Provided passage:
┌──

Crawley Town FC
- Owner: WAGMI United
- Co-chairmen: Preston Johnson Eben Smith
- Manager: Kevin Betsy (until 9 October) Matthew Etherington (between 27 November–29 December) Scott Lindsey (from 11 January)
- Stadium: Broadfield Stadium
- League Two: 22nd
- FA Cup: First round
- EFL Cup: Third round
- EFL Trophy: Group stage
- Top goalscorer: League: Dom Telford (12 goals) All: Dom Telford (15 goals)
| Home colours | Away colours | Third colours |
- ← 2021–222023–24 →

= 2022–23 Crawley Town F.C. season =

The 2022–23 season was Crawley Town's 127th season in their history and eighth consecutive season in League Two. The club finished 22nd in the league, three points above relegated side Hartlepool United, and also competed in the FA Cup, where they were eliminated in the first round, the EFL Cup, where they were eliminated in the third round, and the EFL Trophy, where they were eliminated in the group stage. The season covered the period from 1 July 2022 to 30 June 2023.

==Season summary==
In April 2022, the club was taken over by American cryptocurrency investment group WAGMI United, whose stated goal was "to reinvent broken legacy sports management models" and wanted to turn the club into "the internet's team". Upon taking over the club they set the target of achieving promotion to EFL League One by the end of their second season. After manager John Yems was suspended by the club in April 2022, and later banned from football for 18 months for racist abuse of his own playing squad, Lewis Young took charge of the club on a caretaker basis for the final four matches of the 2021–22 season.

└──

Objectives:
- a) Rewrite the part of the Crawley Town article that opens with the words containing "The 2022–23 season" and closes with "30 June 2023.", replacing "relegated side" with "demoted side".
- b) What target did WAGMI United set when it took over the club, according to the Crawley Town article?

Information shown:

┌──

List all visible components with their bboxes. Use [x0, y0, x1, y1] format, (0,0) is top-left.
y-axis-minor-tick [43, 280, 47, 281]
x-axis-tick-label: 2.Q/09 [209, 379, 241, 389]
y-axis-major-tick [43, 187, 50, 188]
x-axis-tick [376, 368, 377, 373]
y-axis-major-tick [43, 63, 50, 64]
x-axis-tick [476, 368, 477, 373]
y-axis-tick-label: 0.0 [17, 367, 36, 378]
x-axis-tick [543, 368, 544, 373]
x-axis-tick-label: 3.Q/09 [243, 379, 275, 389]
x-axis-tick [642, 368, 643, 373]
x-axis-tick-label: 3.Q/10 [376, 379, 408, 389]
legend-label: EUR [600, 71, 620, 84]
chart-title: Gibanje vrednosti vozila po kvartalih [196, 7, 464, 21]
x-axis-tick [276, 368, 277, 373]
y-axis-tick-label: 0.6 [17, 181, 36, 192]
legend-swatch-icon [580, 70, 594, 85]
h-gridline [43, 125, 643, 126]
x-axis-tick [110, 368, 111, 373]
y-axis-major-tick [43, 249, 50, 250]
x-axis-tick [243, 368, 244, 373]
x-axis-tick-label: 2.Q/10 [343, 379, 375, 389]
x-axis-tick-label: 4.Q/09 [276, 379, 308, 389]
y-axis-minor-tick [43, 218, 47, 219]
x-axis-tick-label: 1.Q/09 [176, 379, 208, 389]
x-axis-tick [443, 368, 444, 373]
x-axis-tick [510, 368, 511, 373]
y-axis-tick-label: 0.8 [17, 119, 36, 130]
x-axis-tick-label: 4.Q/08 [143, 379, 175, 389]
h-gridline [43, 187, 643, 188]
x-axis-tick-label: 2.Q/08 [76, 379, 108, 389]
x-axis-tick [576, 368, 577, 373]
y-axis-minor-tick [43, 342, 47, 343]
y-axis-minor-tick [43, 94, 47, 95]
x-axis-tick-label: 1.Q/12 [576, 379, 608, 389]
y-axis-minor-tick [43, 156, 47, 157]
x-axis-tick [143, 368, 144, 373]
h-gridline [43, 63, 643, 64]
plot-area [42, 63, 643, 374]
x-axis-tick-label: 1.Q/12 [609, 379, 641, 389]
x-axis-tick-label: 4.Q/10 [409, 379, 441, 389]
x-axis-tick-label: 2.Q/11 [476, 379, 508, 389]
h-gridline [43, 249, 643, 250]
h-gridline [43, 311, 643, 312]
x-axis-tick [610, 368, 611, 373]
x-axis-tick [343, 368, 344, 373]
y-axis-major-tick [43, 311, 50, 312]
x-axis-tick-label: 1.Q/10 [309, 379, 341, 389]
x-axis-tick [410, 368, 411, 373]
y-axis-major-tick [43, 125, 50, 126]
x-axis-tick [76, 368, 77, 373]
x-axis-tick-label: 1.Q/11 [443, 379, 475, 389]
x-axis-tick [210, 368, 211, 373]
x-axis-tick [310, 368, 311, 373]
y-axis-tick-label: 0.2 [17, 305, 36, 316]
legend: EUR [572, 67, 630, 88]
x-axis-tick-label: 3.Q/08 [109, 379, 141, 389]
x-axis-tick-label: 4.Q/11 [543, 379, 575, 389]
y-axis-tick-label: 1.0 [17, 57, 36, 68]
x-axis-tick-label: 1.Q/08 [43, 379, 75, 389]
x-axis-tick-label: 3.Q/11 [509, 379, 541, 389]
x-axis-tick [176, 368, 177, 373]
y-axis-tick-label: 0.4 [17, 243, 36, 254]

└──

Replies:
- a)
The 2022–23 season was Crawley Town's 127th season in their history and eighth consecutive season in League Two. The club finished 22nd in the league, three points above demoted side Hartlepool United, and also competed in the FA Cup, where they were eliminated in the first round, the EFL Cup, where they were eliminated in the third round, and the EFL Trophy, where they were eliminated in the group stage. The season covered the period from 1 July 2022 to 30 June 2023.

- b) Achieving promotion to EFL League One by the end of their second season.